> **WORK TO DO**
Which lines have the string "title"? Copy all of them from the entries below.

> **DATASET EXTRACT**
* start *

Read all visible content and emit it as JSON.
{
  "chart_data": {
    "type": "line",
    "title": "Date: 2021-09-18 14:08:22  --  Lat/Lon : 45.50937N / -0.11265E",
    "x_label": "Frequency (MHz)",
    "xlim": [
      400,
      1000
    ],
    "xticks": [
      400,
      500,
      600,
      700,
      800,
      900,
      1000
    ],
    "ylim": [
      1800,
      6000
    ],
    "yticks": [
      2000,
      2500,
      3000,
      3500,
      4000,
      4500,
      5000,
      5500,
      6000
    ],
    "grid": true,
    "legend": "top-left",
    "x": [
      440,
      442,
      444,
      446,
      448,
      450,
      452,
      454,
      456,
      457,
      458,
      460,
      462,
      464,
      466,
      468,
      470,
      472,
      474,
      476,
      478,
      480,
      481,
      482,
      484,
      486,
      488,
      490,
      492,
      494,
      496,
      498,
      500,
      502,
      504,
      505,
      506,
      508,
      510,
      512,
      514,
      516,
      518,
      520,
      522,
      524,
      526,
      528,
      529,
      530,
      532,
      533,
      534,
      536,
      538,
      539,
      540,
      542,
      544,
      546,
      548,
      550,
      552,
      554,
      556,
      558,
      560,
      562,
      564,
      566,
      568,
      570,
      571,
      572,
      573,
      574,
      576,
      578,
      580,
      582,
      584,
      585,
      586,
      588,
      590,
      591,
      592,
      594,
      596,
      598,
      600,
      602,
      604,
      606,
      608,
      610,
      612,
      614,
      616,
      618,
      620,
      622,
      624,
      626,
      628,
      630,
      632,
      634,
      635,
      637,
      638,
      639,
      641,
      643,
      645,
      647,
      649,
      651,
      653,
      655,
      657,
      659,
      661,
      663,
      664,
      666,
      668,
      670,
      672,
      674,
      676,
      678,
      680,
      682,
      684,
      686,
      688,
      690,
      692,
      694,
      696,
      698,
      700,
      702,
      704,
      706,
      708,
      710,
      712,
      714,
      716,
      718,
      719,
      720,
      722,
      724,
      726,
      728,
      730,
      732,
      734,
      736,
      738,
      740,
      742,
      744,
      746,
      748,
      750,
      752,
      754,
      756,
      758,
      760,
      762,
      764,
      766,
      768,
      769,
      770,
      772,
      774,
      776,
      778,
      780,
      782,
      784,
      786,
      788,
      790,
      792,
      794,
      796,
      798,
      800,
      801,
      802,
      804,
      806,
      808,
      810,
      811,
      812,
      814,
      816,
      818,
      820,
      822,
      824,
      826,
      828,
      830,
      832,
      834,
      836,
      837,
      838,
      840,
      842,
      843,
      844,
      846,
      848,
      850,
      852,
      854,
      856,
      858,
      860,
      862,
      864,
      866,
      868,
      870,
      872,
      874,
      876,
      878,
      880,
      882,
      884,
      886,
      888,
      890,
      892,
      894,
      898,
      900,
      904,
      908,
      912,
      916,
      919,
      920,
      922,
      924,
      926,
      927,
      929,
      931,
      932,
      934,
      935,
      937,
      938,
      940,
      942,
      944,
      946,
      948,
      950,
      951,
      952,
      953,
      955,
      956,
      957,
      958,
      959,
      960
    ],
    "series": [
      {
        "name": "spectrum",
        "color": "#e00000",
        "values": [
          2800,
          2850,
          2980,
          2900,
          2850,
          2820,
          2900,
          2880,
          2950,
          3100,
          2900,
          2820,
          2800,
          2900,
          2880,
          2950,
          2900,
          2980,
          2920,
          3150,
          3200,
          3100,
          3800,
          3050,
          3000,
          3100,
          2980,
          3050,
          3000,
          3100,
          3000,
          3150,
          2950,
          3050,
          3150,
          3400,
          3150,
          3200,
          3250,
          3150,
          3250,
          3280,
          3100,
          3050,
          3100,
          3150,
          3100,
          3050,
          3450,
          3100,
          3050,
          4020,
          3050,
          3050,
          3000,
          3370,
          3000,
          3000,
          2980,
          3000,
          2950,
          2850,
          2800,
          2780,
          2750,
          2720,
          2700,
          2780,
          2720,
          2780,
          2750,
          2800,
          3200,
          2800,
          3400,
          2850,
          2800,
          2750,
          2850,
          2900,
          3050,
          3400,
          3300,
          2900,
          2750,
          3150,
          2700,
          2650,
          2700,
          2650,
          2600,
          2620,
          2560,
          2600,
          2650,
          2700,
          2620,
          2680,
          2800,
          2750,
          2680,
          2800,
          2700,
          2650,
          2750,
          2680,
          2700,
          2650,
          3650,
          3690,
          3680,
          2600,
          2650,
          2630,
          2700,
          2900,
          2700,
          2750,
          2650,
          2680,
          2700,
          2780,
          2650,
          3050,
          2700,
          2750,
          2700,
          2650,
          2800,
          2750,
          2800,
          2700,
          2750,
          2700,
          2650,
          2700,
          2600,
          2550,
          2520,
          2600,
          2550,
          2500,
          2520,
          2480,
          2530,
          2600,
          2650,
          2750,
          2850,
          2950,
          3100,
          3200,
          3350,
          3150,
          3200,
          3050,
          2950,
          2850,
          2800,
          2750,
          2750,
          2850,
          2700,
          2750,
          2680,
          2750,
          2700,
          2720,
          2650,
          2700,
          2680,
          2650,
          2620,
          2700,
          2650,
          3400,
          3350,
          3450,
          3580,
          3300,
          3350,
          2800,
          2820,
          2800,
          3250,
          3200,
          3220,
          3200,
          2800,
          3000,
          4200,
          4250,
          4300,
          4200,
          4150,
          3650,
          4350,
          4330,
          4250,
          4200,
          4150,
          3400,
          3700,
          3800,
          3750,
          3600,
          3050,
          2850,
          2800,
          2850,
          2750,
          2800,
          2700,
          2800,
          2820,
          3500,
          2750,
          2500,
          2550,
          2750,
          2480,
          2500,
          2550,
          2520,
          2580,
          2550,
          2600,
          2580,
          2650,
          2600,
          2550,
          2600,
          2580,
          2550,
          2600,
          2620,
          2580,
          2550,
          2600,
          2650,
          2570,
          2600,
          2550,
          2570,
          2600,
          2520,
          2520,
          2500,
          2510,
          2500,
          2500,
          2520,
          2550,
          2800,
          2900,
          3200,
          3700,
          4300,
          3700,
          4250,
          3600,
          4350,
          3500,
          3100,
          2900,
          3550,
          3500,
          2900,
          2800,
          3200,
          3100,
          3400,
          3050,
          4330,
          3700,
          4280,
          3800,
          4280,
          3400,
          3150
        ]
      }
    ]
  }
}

* end *
* start *

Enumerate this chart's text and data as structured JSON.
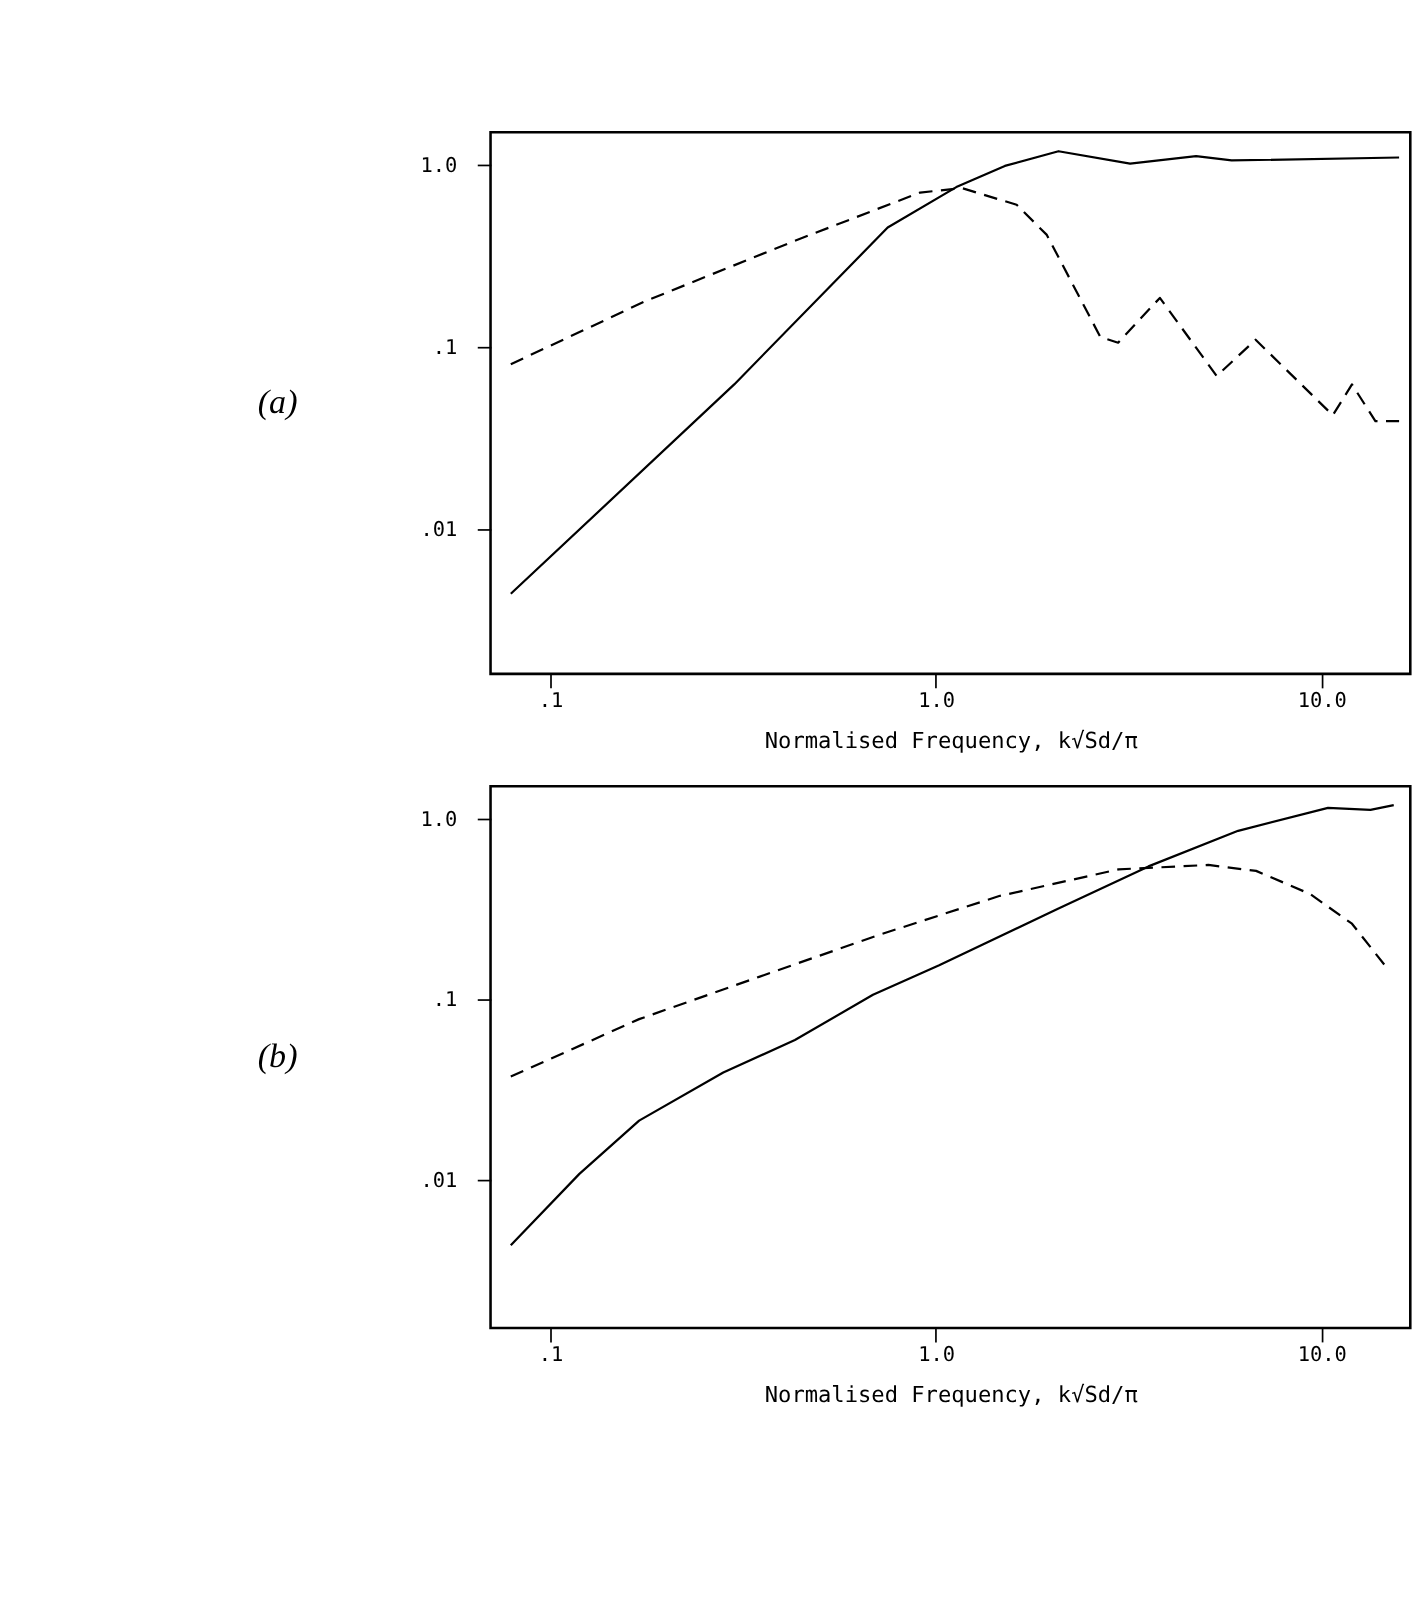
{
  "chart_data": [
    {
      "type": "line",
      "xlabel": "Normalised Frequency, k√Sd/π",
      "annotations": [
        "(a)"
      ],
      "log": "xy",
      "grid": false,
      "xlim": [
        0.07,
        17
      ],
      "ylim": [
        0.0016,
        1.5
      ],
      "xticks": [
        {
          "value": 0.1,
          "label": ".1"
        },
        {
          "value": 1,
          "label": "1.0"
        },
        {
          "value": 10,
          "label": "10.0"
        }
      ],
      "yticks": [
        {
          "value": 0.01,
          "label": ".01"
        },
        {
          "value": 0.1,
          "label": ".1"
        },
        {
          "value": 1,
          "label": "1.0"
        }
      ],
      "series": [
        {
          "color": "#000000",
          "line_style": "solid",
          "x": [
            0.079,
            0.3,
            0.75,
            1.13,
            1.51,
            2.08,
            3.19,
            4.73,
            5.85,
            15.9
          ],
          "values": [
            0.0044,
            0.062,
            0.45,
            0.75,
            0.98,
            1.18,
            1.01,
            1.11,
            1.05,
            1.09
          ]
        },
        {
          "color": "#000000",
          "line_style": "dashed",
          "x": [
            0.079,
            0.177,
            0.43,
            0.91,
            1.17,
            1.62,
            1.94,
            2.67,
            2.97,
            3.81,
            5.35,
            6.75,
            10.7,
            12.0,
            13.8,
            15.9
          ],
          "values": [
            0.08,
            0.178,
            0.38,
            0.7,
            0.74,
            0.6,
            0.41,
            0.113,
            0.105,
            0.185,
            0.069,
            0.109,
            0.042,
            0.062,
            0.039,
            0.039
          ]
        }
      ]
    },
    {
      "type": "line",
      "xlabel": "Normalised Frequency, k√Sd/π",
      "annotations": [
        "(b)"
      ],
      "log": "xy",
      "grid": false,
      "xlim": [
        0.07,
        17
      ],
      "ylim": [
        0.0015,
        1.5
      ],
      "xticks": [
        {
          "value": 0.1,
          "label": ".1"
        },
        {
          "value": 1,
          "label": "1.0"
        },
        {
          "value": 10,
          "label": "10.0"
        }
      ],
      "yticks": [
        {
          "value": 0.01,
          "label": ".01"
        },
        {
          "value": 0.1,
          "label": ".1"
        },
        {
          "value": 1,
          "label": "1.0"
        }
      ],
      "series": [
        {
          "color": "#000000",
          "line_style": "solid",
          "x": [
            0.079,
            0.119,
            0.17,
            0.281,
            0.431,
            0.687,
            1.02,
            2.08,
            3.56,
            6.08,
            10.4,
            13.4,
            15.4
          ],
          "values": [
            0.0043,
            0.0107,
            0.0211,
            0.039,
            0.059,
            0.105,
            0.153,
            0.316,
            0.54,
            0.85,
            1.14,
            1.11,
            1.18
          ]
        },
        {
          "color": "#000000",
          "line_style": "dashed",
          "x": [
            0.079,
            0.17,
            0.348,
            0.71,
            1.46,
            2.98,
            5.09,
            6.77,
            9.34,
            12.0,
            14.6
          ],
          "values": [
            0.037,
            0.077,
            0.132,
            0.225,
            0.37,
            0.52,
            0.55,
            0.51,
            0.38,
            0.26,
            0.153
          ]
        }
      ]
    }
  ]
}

* end *
* start *

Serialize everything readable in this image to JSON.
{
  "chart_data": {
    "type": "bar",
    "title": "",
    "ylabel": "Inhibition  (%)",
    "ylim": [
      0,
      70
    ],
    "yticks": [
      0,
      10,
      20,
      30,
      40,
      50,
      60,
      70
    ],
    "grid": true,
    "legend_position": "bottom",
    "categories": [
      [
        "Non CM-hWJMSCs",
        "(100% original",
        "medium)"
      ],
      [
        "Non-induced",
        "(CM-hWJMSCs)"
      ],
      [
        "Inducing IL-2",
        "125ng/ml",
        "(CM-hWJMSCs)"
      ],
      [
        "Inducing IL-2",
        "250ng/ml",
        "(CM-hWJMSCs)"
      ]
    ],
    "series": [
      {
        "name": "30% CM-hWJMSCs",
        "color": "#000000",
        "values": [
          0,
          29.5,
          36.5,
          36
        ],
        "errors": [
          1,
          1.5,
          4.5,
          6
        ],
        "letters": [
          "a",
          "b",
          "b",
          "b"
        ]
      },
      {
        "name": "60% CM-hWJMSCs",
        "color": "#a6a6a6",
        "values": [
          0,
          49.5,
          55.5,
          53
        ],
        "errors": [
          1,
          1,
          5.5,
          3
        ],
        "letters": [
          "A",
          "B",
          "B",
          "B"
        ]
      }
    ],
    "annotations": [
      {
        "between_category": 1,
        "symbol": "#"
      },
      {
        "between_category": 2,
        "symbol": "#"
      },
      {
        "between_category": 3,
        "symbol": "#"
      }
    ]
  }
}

* end *

> **RIGHT ANSWER**
    "title": "Date: 2021-09-18 14:08:22  --  Lat/Lon : 45.50937N / -0.11265E",
    "title": "",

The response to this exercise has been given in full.